* Start SUPPLIED ENTRIES *

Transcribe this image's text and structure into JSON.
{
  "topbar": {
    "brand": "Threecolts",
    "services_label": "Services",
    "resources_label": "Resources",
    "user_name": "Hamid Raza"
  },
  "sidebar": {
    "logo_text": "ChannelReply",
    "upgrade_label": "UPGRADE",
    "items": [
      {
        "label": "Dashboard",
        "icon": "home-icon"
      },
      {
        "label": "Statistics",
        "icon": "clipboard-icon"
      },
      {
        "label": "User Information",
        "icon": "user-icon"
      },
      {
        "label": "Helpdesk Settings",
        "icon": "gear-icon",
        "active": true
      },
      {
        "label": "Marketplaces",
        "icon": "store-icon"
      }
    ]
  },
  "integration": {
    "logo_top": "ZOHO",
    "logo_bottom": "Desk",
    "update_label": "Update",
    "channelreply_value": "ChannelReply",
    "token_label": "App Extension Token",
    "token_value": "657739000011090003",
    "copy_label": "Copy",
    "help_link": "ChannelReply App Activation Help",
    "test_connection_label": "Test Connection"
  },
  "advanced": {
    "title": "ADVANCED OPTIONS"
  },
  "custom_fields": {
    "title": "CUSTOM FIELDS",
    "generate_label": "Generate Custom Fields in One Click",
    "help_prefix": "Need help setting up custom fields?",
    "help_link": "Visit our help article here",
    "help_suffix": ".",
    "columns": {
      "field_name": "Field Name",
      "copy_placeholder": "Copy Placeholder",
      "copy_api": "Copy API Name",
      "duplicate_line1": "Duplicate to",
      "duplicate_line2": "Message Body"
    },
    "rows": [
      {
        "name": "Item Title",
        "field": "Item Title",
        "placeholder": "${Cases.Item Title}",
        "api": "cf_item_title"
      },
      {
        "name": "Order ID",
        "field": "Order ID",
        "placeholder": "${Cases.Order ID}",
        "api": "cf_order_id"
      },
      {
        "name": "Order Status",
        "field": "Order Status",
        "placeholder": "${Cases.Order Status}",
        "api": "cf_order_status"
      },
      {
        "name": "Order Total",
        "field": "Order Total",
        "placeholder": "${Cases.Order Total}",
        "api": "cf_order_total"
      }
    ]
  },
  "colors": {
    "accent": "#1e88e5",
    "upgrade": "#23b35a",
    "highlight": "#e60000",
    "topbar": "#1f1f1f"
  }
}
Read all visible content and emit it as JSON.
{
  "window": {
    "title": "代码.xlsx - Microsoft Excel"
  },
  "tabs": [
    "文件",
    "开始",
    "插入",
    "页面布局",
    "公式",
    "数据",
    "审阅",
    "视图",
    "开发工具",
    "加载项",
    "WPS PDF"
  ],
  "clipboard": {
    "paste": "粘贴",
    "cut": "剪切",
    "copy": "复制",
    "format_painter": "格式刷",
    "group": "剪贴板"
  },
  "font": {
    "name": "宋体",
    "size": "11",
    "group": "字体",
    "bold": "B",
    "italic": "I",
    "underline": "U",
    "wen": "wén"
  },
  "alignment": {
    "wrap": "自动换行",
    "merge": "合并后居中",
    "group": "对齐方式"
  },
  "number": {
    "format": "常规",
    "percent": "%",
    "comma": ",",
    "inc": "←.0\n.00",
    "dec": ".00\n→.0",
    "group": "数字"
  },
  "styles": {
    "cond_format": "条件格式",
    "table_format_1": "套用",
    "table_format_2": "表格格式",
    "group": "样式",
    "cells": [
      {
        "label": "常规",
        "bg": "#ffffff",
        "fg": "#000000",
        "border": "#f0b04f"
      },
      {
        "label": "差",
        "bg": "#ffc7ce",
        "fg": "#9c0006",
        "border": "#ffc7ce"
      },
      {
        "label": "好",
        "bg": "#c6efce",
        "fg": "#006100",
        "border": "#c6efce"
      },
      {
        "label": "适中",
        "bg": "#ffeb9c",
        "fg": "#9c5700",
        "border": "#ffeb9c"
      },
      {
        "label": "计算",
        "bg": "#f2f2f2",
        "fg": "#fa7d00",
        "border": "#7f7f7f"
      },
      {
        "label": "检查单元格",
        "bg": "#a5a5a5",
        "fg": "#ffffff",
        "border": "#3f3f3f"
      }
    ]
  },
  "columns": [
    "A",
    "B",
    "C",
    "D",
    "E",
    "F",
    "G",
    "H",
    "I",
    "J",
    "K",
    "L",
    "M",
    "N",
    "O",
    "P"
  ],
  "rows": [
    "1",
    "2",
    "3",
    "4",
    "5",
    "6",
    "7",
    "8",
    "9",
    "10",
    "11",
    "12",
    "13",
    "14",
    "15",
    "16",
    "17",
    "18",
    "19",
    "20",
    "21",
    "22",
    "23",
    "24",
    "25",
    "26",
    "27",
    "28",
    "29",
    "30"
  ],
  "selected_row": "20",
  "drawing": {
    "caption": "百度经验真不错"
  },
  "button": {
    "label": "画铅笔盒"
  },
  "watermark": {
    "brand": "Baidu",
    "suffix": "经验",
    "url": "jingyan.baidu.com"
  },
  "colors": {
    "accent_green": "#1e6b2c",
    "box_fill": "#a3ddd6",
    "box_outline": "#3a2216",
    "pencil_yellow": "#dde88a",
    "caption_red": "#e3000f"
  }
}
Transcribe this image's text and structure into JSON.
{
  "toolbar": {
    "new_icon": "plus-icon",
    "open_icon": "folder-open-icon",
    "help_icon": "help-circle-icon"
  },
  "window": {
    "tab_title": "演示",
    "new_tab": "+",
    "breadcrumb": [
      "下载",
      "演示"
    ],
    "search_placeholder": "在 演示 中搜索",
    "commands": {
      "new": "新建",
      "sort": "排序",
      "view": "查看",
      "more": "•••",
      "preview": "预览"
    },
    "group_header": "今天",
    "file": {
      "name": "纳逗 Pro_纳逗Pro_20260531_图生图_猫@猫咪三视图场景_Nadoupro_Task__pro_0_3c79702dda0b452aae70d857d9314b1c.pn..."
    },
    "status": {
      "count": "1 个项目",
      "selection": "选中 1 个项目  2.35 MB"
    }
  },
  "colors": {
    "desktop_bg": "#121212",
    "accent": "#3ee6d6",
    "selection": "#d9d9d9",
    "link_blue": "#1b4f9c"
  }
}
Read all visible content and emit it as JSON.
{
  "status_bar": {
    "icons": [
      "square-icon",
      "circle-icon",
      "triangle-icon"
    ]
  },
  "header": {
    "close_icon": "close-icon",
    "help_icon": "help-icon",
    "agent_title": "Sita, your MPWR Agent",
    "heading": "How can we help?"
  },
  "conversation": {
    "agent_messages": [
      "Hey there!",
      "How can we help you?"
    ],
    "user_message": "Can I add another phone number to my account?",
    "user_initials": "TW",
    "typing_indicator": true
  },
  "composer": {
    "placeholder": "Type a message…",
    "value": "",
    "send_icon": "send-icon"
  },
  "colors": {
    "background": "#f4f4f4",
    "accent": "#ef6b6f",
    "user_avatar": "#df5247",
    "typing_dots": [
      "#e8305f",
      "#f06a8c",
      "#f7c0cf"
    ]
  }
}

* End SUPPLIED ENTRIES *

TASK INSTRUCTIONS - Print out the whole listing exactly as it appears.

THE ANSWER -
Transcribe this image's text and structure into JSON.
{
  "topbar": {
    "brand": "Threecolts",
    "services_label": "Services",
    "resources_label": "Resources",
    "user_name": "Hamid Raza"
  },
  "sidebar": {
    "logo_text": "ChannelReply",
    "upgrade_label": "UPGRADE",
    "items": [
      {
        "label": "Dashboard",
        "icon": "home-icon"
      },
      {
        "label": "Statistics",
        "icon": "clipboard-icon"
      },
      {
        "label": "User Information",
        "icon": "user-icon"
      },
      {
        "label": "Helpdesk Settings",
        "icon": "gear-icon",
        "active": true
      },
      {
        "label": "Marketplaces",
        "icon": "store-icon"
      }
    ]
  },
  "integration": {
    "logo_top": "ZOHO",
    "logo_bottom": "Desk",
    "update_label": "Update",
    "channelreply_value": "ChannelReply",
    "token_label": "App Extension Token",
    "token_value": "657739000011090003",
    "copy_label": "Copy",
    "help_link": "ChannelReply App Activation Help",
    "test_connection_label": "Test Connection"
  },
  "advanced": {
    "title": "ADVANCED OPTIONS"
  },
  "custom_fields": {
    "title": "CUSTOM FIELDS",
    "generate_label": "Generate Custom Fields in One Click",
    "help_prefix": "Need help setting up custom fields?",
    "help_link": "Visit our help article here",
    "help_suffix": ".",
    "columns": {
      "field_name": "Field Name",
      "copy_placeholder": "Copy Placeholder",
      "copy_api": "Copy API Name",
      "duplicate_line1": "Duplicate to",
      "duplicate_line2": "Message Body"
    },
    "rows": [
      {
        "name": "Item Title",
        "field": "Item Title",
        "placeholder": "${Cases.Item Title}",
        "api": "cf_item_title"
      },
      {
        "name": "Order ID",
        "field": "Order ID",
        "placeholder": "${Cases.Order ID}",
        "api": "cf_order_id"
      },
      {
        "name": "Order Status",
        "field": "Order Status",
        "placeholder": "${Cases.Order Status}",
        "api": "cf_order_status"
      },
      {
        "name": "Order Total",
        "field": "Order Total",
        "placeholder": "${Cases.Order Total}",
        "api": "cf_order_total"
      }
    ]
  },
  "colors": {
    "accent": "#1e88e5",
    "upgrade": "#23b35a",
    "highlight": "#e60000",
    "topbar": "#1f1f1f"
  }
}
Read all visible content and emit it as JSON.
{
  "window": {
    "title": "代码.xlsx - Microsoft Excel"
  },
  "tabs": [
    "文件",
    "开始",
    "插入",
    "页面布局",
    "公式",
    "数据",
    "审阅",
    "视图",
    "开发工具",
    "加载项",
    "WPS PDF"
  ],
  "clipboard": {
    "paste": "粘贴",
    "cut": "剪切",
    "copy": "复制",
    "format_painter": "格式刷",
    "group": "剪贴板"
  },
  "font": {
    "name": "宋体",
    "size": "11",
    "group": "字体",
    "bold": "B",
    "italic": "I",
    "underline": "U",
    "wen": "wén"
  },
  "alignment": {
    "wrap": "自动换行",
    "merge": "合并后居中",
    "group": "对齐方式"
  },
  "number": {
    "format": "常规",
    "percent": "%",
    "comma": ",",
    "inc": "←.0\n.00",
    "dec": ".00\n→.0",
    "group": "数字"
  },
  "styles": {
    "cond_format": "条件格式",
    "table_format_1": "套用",
    "table_format_2": "表格格式",
    "group": "样式",
    "cells": [
      {
        "label": "常规",
        "bg": "#ffffff",
        "fg": "#000000",
        "border": "#f0b04f"
      },
      {
        "label": "差",
        "bg": "#ffc7ce",
        "fg": "#9c0006",
        "border": "#ffc7ce"
      },
      {
        "label": "好",
        "bg": "#c6efce",
        "fg": "#006100",
        "border": "#c6efce"
      },
      {
        "label": "适中",
        "bg": "#ffeb9c",
        "fg": "#9c5700",
        "border": "#ffeb9c"
      },
      {
        "label": "计算",
        "bg": "#f2f2f2",
        "fg": "#fa7d00",
        "border": "#7f7f7f"
      },
      {
        "label": "检查单元格",
        "bg": "#a5a5a5",
        "fg": "#ffffff",
        "border": "#3f3f3f"
      }
    ]
  },
  "columns": [
    "A",
    "B",
    "C",
    "D",
    "E",
    "F",
    "G",
    "H",
    "I",
    "J",
    "K",
    "L",
    "M",
    "N",
    "O",
    "P"
  ],
  "rows": [
    "1",
    "2",
    "3",
    "4",
    "5",
    "6",
    "7",
    "8",
    "9",
    "10",
    "11",
    "12",
    "13",
    "14",
    "15",
    "16",
    "17",
    "18",
    "19",
    "20",
    "21",
    "22",
    "23",
    "24",
    "25",
    "26",
    "27",
    "28",
    "29",
    "30"
  ],
  "selected_row": "20",
  "drawing": {
    "caption": "百度经验真不错"
  },
  "button": {
    "label": "画铅笔盒"
  },
  "watermark": {
    "brand": "Baidu",
    "suffix": "经验",
    "url": "jingyan.baidu.com"
  },
  "colors": {
    "accent_green": "#1e6b2c",
    "box_fill": "#a3ddd6",
    "box_outline": "#3a2216",
    "pencil_yellow": "#dde88a",
    "caption_red": "#e3000f"
  }
}
Transcribe this image's text and structure into JSON.
{
  "toolbar": {
    "new_icon": "plus-icon",
    "open_icon": "folder-open-icon",
    "help_icon": "help-circle-icon"
  },
  "window": {
    "tab_title": "演示",
    "new_tab": "+",
    "breadcrumb": [
      "下载",
      "演示"
    ],
    "search_placeholder": "在 演示 中搜索",
    "commands": {
      "new": "新建",
      "sort": "排序",
      "view": "查看",
      "more": "•••",
      "preview": "预览"
    },
    "group_header": "今天",
    "file": {
      "name": "纳逗 Pro_纳逗Pro_20260531_图生图_猫@猫咪三视图场景_Nadoupro_Task__pro_0_3c79702dda0b452aae70d857d9314b1c.pn..."
    },
    "status": {
      "count": "1 个项目",
      "selection": "选中 1 个项目  2.35 MB"
    }
  },
  "colors": {
    "desktop_bg": "#121212",
    "accent": "#3ee6d6",
    "selection": "#d9d9d9",
    "link_blue": "#1b4f9c"
  }
}
Read all visible content and emit it as JSON.
{
  "status_bar": {
    "icons": [
      "square-icon",
      "circle-icon",
      "triangle-icon"
    ]
  },
  "header": {
    "close_icon": "close-icon",
    "help_icon": "help-icon",
    "agent_title": "Sita, your MPWR Agent",
    "heading": "How can we help?"
  },
  "conversation": {
    "agent_messages": [
      "Hey there!",
      "How can we help you?"
    ],
    "user_message": "Can I add another phone number to my account?",
    "user_initials": "TW",
    "typing_indicator": true
  },
  "composer": {
    "placeholder": "Type a message…",
    "value": "",
    "send_icon": "send-icon"
  },
  "colors": {
    "background": "#f4f4f4",
    "accent": "#ef6b6f",
    "user_avatar": "#df5247",
    "typing_dots": [
      "#e8305f",
      "#f06a8c",
      "#f7c0cf"
    ]
  }
}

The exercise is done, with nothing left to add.